#### WORK TO COMPLETE:
Within the listing below, locate all lines containing the word "caption". Copy each one.

━━━

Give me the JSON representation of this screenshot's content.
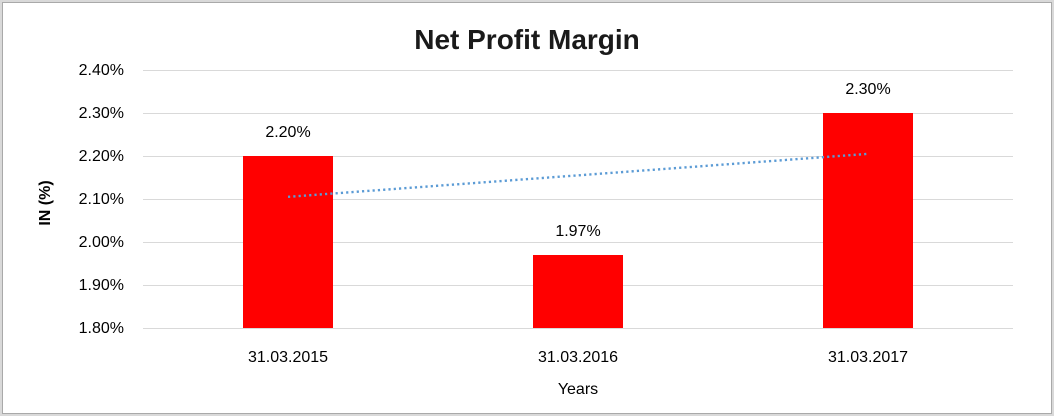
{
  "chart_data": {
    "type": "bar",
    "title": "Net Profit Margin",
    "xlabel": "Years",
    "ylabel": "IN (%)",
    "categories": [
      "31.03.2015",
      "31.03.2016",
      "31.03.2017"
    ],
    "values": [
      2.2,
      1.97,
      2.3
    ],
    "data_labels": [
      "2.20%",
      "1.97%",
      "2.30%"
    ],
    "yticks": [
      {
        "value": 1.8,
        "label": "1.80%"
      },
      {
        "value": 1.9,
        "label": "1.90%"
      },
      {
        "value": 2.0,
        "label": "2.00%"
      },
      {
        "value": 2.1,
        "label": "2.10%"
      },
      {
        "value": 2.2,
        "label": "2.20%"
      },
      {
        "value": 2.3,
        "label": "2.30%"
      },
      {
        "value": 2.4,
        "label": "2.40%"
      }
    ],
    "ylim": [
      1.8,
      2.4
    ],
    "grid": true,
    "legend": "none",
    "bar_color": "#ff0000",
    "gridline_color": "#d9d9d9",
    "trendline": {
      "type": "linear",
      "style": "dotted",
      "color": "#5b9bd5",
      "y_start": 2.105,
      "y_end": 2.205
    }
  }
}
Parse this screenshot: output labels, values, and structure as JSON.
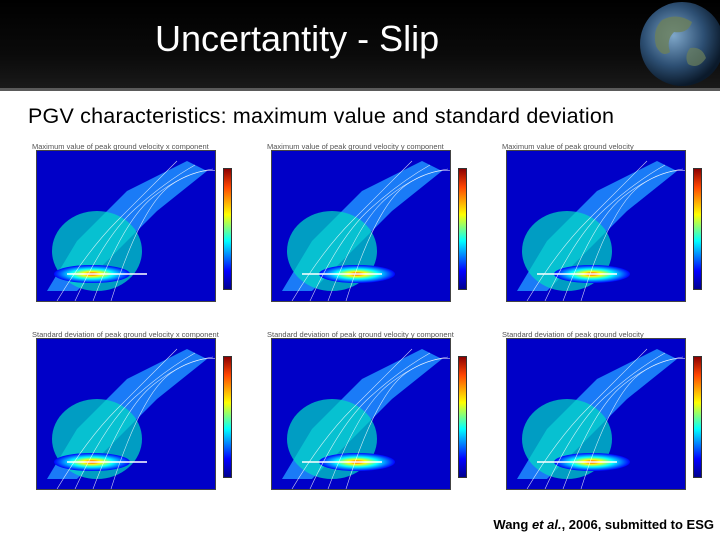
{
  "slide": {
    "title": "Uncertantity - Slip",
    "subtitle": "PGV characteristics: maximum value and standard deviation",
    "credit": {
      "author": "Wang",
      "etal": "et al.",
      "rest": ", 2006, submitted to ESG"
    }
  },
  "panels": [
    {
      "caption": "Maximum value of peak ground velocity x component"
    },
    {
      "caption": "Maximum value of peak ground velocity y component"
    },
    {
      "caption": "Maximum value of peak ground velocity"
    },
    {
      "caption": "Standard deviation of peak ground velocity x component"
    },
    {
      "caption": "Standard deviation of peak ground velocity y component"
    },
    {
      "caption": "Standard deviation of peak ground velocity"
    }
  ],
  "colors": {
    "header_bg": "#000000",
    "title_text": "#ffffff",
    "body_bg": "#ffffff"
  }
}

━━━

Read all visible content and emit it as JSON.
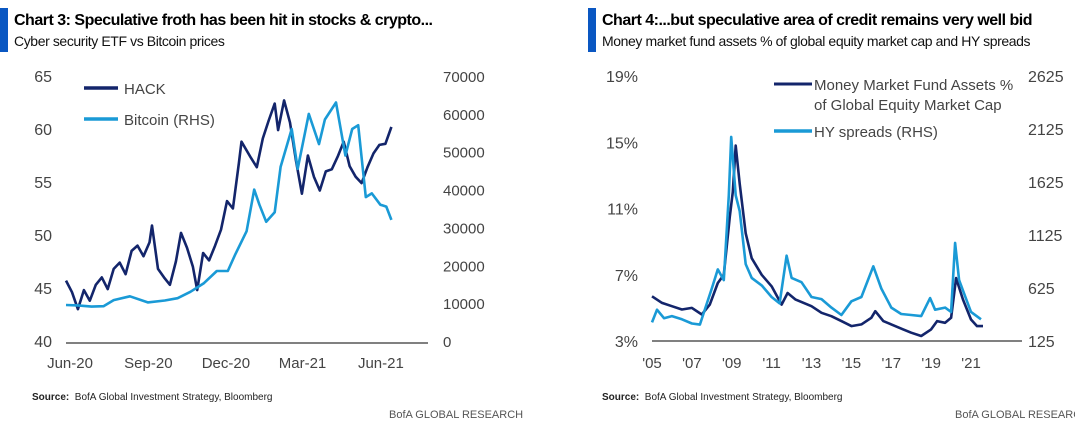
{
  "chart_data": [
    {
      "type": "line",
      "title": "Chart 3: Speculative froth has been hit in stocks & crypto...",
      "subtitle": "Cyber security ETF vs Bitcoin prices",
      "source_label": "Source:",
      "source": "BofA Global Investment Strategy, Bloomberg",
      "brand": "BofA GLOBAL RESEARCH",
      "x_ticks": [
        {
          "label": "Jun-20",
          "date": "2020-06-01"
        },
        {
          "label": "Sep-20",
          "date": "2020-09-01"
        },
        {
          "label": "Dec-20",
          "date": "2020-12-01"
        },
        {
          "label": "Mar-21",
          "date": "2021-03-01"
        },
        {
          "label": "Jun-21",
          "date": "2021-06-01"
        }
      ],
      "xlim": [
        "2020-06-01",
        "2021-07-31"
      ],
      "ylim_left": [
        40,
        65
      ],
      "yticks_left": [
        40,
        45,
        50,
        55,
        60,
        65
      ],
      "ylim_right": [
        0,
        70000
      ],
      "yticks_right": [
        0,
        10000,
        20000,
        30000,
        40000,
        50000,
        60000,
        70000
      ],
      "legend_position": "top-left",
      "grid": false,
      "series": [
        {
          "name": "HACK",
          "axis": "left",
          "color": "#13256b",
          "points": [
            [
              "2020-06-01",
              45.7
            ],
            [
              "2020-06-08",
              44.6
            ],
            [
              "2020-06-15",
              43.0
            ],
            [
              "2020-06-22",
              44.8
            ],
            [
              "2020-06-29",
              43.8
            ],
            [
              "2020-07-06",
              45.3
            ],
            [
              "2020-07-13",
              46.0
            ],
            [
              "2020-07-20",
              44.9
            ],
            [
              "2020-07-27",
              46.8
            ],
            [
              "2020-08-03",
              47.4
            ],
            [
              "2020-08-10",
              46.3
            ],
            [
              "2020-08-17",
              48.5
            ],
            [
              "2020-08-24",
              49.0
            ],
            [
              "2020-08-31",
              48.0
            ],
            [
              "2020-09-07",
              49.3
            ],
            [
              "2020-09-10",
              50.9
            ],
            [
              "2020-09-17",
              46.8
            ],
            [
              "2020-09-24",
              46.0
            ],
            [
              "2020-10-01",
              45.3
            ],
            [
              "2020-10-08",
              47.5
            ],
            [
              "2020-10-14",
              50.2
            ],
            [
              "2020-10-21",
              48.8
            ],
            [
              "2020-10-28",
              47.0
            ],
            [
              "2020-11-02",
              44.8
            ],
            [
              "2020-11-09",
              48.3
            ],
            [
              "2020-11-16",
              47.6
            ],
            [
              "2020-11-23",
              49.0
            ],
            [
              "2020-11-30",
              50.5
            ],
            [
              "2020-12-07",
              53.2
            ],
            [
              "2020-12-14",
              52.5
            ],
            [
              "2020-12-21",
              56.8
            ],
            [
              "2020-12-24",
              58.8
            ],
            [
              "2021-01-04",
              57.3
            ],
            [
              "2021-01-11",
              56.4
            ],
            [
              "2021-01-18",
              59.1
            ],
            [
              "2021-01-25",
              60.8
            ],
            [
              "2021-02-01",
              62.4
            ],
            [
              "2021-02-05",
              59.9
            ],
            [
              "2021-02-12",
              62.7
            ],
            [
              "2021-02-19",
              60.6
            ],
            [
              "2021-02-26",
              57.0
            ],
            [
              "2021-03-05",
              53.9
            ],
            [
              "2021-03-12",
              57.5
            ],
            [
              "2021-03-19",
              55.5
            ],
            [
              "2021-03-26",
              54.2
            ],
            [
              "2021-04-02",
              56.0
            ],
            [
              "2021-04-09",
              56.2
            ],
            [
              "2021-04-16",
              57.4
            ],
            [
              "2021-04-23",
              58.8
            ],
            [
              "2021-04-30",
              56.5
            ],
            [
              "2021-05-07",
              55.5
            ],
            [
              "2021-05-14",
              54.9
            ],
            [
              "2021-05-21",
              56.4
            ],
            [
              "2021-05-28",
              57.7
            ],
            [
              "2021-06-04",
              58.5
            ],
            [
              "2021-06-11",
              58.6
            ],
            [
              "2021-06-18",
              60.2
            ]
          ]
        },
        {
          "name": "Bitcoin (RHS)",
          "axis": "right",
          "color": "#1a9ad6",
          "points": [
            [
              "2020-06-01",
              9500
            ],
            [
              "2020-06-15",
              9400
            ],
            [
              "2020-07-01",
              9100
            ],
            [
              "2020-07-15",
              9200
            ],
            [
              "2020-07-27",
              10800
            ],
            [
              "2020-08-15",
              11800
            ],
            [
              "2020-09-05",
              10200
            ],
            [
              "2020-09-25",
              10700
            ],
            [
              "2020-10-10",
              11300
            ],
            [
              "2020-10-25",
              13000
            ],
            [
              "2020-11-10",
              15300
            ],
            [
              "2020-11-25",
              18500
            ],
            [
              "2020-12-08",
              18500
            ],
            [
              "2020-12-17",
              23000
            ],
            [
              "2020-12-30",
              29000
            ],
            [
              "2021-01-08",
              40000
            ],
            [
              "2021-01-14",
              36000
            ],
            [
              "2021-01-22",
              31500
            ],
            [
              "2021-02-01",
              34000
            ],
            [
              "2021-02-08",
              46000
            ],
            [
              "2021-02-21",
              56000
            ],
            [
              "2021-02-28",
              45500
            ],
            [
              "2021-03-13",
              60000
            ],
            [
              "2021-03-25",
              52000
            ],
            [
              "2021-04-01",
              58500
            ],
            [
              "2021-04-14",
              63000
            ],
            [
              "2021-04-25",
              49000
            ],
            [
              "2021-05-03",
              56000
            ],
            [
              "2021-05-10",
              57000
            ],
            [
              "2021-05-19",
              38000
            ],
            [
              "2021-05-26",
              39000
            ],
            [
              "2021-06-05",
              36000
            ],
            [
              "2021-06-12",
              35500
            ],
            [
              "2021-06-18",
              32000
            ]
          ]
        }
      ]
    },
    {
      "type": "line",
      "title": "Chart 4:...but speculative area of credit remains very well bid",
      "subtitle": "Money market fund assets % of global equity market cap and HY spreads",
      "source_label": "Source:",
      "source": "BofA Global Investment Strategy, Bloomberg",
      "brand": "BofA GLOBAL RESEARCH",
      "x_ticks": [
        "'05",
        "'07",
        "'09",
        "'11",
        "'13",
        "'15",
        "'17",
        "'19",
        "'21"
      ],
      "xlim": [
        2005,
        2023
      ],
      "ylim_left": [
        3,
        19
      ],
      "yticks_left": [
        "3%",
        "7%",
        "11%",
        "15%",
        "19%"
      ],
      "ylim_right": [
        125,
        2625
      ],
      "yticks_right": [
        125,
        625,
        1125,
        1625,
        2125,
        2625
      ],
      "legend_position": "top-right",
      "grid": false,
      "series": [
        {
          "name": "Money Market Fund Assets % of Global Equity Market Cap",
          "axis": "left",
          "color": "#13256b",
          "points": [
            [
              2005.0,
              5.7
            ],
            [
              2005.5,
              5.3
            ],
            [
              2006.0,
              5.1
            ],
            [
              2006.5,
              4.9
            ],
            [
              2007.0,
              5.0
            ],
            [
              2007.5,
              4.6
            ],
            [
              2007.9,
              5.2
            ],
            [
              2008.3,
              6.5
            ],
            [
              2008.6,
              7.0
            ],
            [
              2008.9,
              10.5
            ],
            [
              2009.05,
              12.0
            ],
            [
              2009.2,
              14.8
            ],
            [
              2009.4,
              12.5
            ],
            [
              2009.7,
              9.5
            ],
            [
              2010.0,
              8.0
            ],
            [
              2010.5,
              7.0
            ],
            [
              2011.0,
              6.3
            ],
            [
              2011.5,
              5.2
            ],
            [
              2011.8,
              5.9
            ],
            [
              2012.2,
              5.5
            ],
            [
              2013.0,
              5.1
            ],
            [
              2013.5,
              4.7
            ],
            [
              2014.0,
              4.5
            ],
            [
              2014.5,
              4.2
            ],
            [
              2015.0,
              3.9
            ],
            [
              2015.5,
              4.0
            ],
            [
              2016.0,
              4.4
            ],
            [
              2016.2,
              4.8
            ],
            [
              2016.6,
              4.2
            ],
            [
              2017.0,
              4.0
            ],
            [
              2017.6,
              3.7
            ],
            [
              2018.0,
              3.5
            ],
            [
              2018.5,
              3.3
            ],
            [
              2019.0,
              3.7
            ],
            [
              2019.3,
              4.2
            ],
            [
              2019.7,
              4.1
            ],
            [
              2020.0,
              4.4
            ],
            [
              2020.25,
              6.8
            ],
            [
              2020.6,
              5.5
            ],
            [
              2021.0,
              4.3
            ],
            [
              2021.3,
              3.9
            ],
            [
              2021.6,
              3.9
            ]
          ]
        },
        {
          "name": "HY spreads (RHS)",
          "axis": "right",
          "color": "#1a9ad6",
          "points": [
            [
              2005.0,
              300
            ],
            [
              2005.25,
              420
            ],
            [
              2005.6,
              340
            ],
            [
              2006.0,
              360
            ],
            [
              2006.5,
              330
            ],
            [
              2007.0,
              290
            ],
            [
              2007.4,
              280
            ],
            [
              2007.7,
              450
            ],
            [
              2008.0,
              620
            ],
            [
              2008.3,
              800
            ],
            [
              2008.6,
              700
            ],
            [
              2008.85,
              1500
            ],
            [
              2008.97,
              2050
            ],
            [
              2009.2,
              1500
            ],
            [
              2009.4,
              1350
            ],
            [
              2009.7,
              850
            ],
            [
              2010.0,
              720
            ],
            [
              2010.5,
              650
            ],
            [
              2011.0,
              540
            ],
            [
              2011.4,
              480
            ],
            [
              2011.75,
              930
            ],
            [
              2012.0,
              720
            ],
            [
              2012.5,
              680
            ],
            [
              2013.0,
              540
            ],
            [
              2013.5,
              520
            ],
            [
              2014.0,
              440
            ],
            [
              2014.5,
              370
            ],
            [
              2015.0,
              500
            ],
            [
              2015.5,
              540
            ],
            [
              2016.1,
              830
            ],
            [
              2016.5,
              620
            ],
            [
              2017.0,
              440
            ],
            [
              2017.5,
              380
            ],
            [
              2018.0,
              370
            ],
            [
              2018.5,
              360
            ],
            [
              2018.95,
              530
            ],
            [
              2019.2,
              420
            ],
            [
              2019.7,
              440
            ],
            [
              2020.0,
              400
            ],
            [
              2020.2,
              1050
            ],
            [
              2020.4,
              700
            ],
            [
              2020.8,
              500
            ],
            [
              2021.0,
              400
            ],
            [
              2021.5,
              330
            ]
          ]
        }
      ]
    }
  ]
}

━━━

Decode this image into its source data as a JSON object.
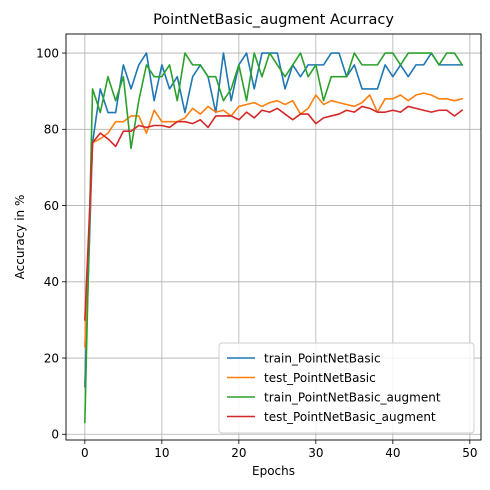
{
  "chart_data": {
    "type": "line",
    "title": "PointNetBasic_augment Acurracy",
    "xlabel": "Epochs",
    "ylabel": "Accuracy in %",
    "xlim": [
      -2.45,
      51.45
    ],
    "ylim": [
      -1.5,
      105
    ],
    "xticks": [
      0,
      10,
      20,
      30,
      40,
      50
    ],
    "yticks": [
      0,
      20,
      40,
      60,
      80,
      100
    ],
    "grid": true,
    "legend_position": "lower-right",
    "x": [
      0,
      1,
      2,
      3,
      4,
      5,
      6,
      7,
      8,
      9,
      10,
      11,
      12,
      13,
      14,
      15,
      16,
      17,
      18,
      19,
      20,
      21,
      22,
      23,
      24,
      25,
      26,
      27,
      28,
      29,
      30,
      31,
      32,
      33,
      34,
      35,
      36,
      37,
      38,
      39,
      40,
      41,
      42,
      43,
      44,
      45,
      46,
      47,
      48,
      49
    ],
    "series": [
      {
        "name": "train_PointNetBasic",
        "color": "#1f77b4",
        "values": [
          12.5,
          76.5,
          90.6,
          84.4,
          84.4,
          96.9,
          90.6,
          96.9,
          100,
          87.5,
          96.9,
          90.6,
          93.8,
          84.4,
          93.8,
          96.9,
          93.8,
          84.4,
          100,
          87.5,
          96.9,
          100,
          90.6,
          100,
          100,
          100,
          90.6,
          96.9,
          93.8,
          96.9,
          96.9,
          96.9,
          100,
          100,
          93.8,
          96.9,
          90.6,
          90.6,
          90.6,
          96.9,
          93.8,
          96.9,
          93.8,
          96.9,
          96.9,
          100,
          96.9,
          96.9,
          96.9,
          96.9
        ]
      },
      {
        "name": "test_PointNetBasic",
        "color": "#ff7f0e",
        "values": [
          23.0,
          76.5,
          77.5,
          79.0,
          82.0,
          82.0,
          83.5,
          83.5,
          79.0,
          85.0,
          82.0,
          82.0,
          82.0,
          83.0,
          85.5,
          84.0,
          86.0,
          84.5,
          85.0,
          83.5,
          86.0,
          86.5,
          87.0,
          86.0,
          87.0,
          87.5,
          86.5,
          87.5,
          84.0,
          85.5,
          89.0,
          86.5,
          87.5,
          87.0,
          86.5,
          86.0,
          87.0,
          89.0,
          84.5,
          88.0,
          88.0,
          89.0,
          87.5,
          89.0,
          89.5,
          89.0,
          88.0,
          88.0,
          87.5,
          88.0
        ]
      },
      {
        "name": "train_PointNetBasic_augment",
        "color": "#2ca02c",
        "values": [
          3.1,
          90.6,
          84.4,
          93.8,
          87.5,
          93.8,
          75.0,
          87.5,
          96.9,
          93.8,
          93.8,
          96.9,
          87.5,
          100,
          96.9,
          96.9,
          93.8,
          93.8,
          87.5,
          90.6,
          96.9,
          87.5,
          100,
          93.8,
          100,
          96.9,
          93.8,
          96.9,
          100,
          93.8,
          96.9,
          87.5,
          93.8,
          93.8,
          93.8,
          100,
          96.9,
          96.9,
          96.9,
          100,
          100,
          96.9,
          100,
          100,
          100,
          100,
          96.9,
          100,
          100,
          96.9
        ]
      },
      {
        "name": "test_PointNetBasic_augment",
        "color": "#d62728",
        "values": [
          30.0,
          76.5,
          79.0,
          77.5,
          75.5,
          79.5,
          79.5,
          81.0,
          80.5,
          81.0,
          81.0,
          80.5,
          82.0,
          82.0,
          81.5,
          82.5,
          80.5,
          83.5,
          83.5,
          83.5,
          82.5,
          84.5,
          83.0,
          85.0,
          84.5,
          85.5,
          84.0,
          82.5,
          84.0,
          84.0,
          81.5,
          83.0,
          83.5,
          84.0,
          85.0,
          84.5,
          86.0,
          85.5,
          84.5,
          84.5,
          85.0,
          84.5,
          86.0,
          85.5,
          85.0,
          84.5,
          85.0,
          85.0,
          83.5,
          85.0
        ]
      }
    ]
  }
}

━━━

#### EXERCISE SOLUTION:
      "caption": "Maximum value of peak ground velocity x component"
      "caption": "Maximum value of peak ground velocity y component"
      "caption": "Maximum value of peak ground velocity"
      "caption": "Standard deviation of peak ground velocity x component"
      "caption": "Standard deviation of peak ground velocity y component"
      "caption": "Standard deviation of peak ground velocity"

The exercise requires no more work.